#### [AIM OF THE EXERCISE]
Copy every line with the string "Standard" in it.

#### [EXTRACTED ENTRIES]
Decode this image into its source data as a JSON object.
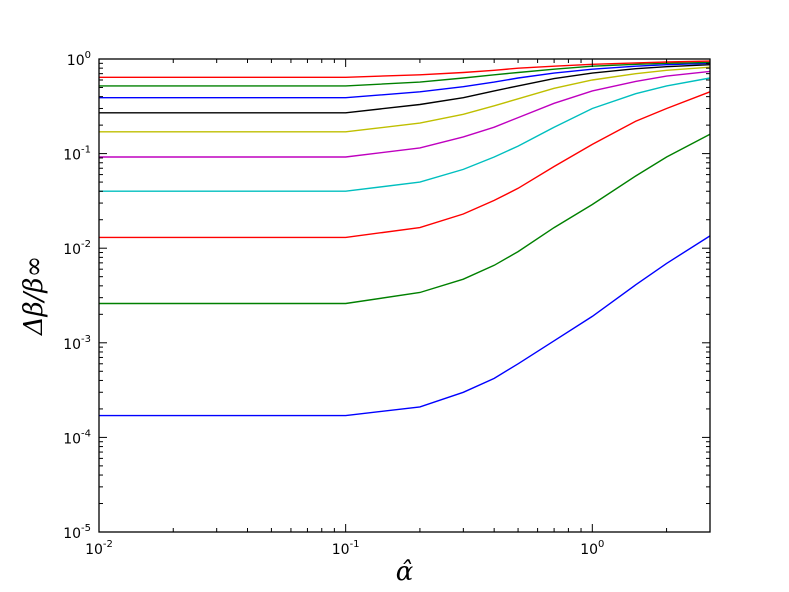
{
  "chart_data": {
    "type": "line",
    "title": "",
    "xlabel": "α̂",
    "ylabel": "Δβ/β∞",
    "xscale": "log",
    "yscale": "log",
    "xlim": [
      0.01,
      3.0
    ],
    "ylim": [
      1e-05,
      1.0
    ],
    "grid": false,
    "x_ticks": [
      {
        "value": 0.01,
        "base": "10",
        "exp": "-2"
      },
      {
        "value": 0.1,
        "base": "10",
        "exp": "-1"
      },
      {
        "value": 1,
        "base": "10",
        "exp": "0"
      }
    ],
    "y_ticks": [
      {
        "value": 1e-05,
        "base": "10",
        "exp": "-5"
      },
      {
        "value": 0.0001,
        "base": "10",
        "exp": "-4"
      },
      {
        "value": 0.001,
        "base": "10",
        "exp": "-3"
      },
      {
        "value": 0.01,
        "base": "10",
        "exp": "-2"
      },
      {
        "value": 0.1,
        "base": "10",
        "exp": "-1"
      },
      {
        "value": 1,
        "base": "10",
        "exp": "0"
      }
    ],
    "x": [
      0.01,
      0.1,
      0.2,
      0.3,
      0.4,
      0.5,
      0.7,
      1.0,
      1.5,
      2.0,
      3.0
    ],
    "series": [
      {
        "color": "#0000ff",
        "values": [
          0.00017,
          0.00017,
          0.00021,
          0.0003,
          0.00042,
          0.0006,
          0.00105,
          0.0019,
          0.0041,
          0.0069,
          0.0135
        ]
      },
      {
        "color": "#008000",
        "values": [
          0.0026,
          0.0026,
          0.0034,
          0.0047,
          0.0066,
          0.0092,
          0.0165,
          0.029,
          0.058,
          0.092,
          0.16
        ]
      },
      {
        "color": "#ff0000",
        "values": [
          0.013,
          0.013,
          0.0165,
          0.023,
          0.032,
          0.043,
          0.073,
          0.125,
          0.22,
          0.3,
          0.45
        ]
      },
      {
        "color": "#00bfbf",
        "values": [
          0.04,
          0.04,
          0.05,
          0.068,
          0.092,
          0.12,
          0.19,
          0.3,
          0.43,
          0.52,
          0.63
        ]
      },
      {
        "color": "#bf00bf",
        "values": [
          0.092,
          0.092,
          0.115,
          0.15,
          0.19,
          0.24,
          0.34,
          0.46,
          0.58,
          0.66,
          0.74
        ]
      },
      {
        "color": "#bfbf00",
        "values": [
          0.17,
          0.17,
          0.21,
          0.26,
          0.32,
          0.38,
          0.49,
          0.6,
          0.7,
          0.76,
          0.82
        ]
      },
      {
        "color": "#000000",
        "values": [
          0.27,
          0.27,
          0.33,
          0.39,
          0.46,
          0.52,
          0.62,
          0.71,
          0.79,
          0.83,
          0.87
        ]
      },
      {
        "color": "#0000ff",
        "values": [
          0.39,
          0.39,
          0.45,
          0.51,
          0.57,
          0.63,
          0.71,
          0.78,
          0.84,
          0.87,
          0.9
        ]
      },
      {
        "color": "#008000",
        "values": [
          0.52,
          0.52,
          0.57,
          0.63,
          0.68,
          0.72,
          0.78,
          0.84,
          0.88,
          0.9,
          0.92
        ]
      },
      {
        "color": "#ff0000",
        "values": [
          0.64,
          0.64,
          0.68,
          0.72,
          0.76,
          0.8,
          0.84,
          0.88,
          0.91,
          0.93,
          0.95
        ]
      }
    ]
  }
}
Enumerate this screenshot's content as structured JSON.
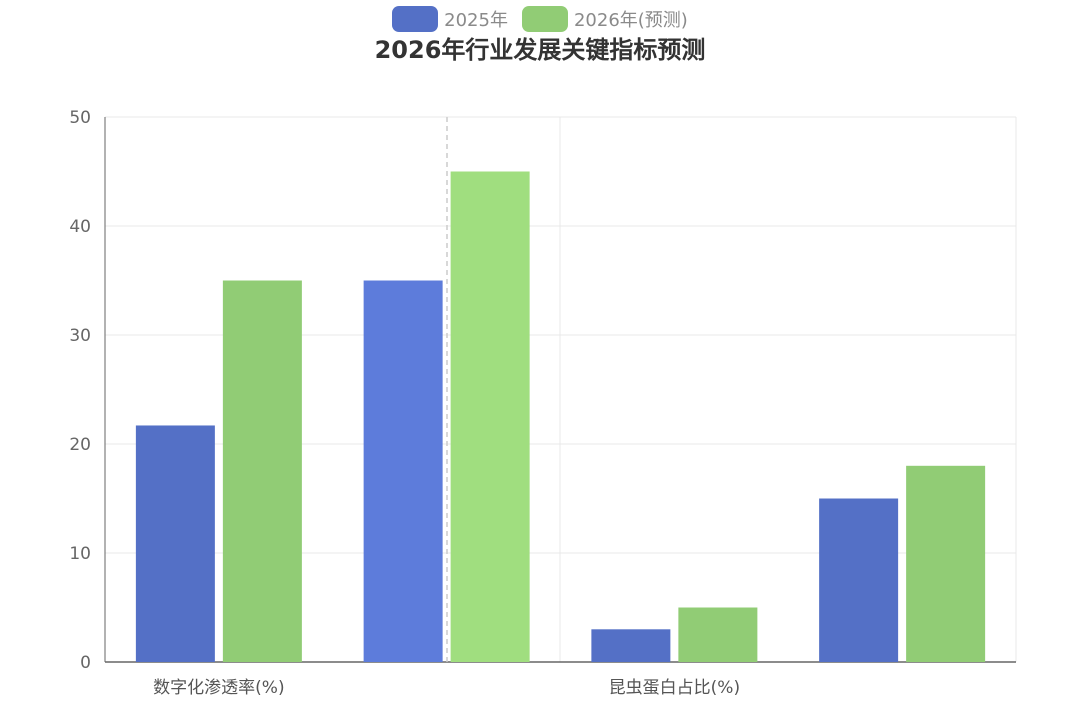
{
  "chart_data": {
    "type": "bar",
    "title": "2026年行业发展关键指标预测",
    "categories": [
      "数字化渗透率(%)",
      "",
      "昆虫蛋白占比(%)",
      ""
    ],
    "series": [
      {
        "name": "2025年",
        "color": "#5470c6",
        "values": [
          21.7,
          35,
          3,
          15
        ]
      },
      {
        "name": "2026年(预测)",
        "color": "#91cc75",
        "values": [
          35,
          45,
          5,
          18
        ]
      }
    ],
    "ylim": [
      0,
      50
    ],
    "yticks": [
      0,
      10,
      20,
      30,
      40,
      50
    ],
    "grid": true,
    "legend_position": "top-center"
  }
}
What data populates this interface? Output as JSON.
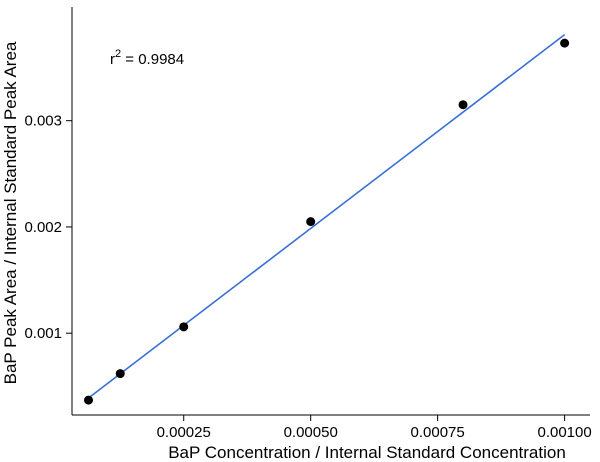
{
  "chart_data": {
    "type": "scatter",
    "title": "",
    "xlabel": "BaP Concentration / Internal Standard Concentration",
    "ylabel": "BaP Peak Area / Internal Standard Peak Area",
    "xlim": [
      3e-05,
      0.00105
    ],
    "ylim": [
      0.00023,
      0.00407
    ],
    "x_ticks": [
      0.00025,
      0.0005,
      0.00075,
      0.001
    ],
    "x_tick_labels": [
      "0.00025",
      "0.00050",
      "0.00075",
      "0.00100"
    ],
    "y_ticks": [
      0.001,
      0.002,
      0.003
    ],
    "y_tick_labels": [
      "0.001",
      "0.002",
      "0.003"
    ],
    "grid": false,
    "legend": "none",
    "series": [
      {
        "points": [
          {
            "x": 6.25e-05,
            "y": 0.00037
          },
          {
            "x": 0.000125,
            "y": 0.00062
          },
          {
            "x": 0.00025,
            "y": 0.00106
          },
          {
            "x": 0.0005,
            "y": 0.00205
          },
          {
            "x": 0.0008,
            "y": 0.00315
          },
          {
            "x": 0.001,
            "y": 0.00373
          }
        ],
        "color": "#000000"
      }
    ],
    "fit_line": {
      "x": [
        6.25e-05,
        0.001
      ],
      "y": [
        0.00039,
        0.00381
      ],
      "color": "#3a6fd8"
    },
    "annotation": {
      "r_symbol": "r",
      "superscript": "2",
      "text": " = 0.9984"
    }
  }
}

#### [TASK OUTPUT]
    "xlabel": "BaP Concentration / Internal Standard Concentration",
    "ylabel": "BaP Peak Area / Internal Standard Peak Area",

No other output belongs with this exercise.